### Description of the task
Count every line below in which "this" occurs, then give only the count.

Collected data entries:
|---|

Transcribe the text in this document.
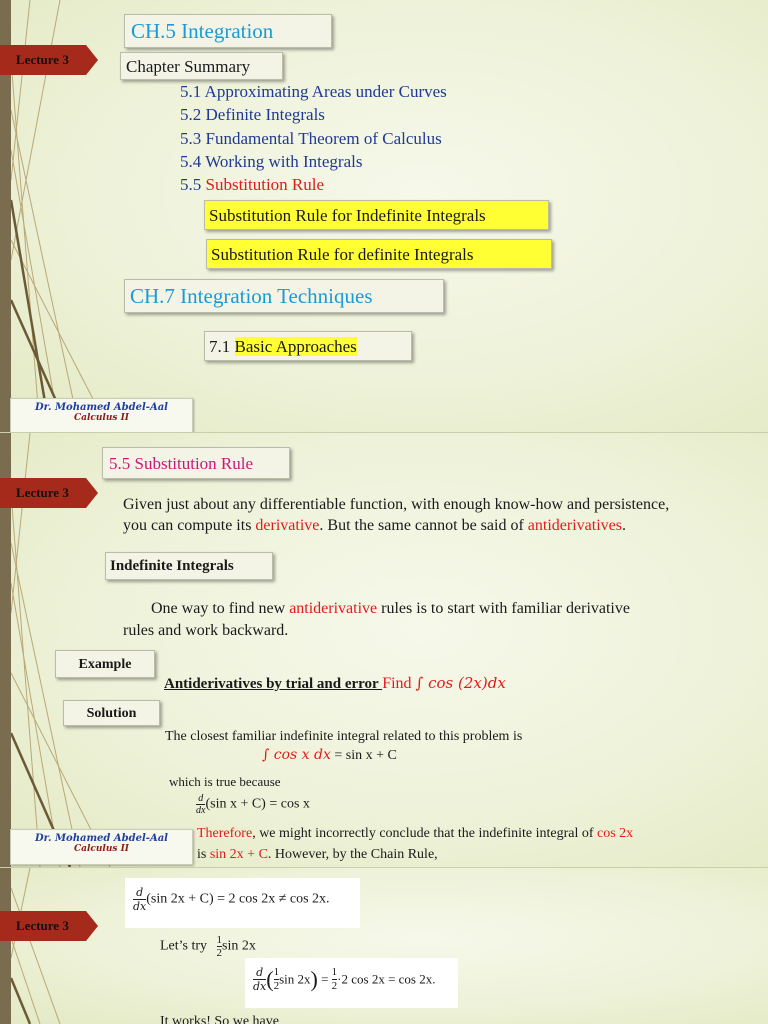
Lecture 3
CH.5 Integration
Chapter Summary
5.1 Approximating Areas under Curves
5.2 Definite Integrals
5.3 Fundamental Theorem of Calculus
5.4 Working with Integrals
5.5 Substitution Rule
Substitution Rule for Indefinite Integrals
Substitution Rule for definite Integrals
CH.7 Integration Techniques
7.1 Basic Approaches
Dr. Mohamed Abdel-Aal
Calculus II
Lecture 3
5.5 Substitution Rule
Given just about any differentiable function, with enough know-how and persistence,
you can compute its derivative. But the same cannot be said of antiderivatives.
Indefinite Integrals
One way to find new antiderivative rules is to start with familiar derivative
rules and work backward.
Example
Antiderivatives by trial and error Find ∫ cos (2x)dx
Solution
The closest familiar indefinite integral related to this problem is
∫ cos x dx = sin x + C
which is true because
$\frac{d}{dx} (\sin$ x + C) = cos x
Therefore, we might incorrectly conclude that the indefinite integral of cos 2x
is sin 2x + C. However, by the Chain Rule,
Dr. Mohamed Abdel-Aal
Calculus II
Lecture 3
$\frac{d}{dx} (\sin$ 2x + C) = 2 cos 2x ≠ cos 2x.
Let’s try $\frac{1}{2}$ sin 2x
$\frac{d}{dx}$ ( $\frac{1}{2}$ $\sin 2x) = \frac{1}{2} \cdot 2$ cos 2x = cos 2x.
It works! So we have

|---|

### Correct output
2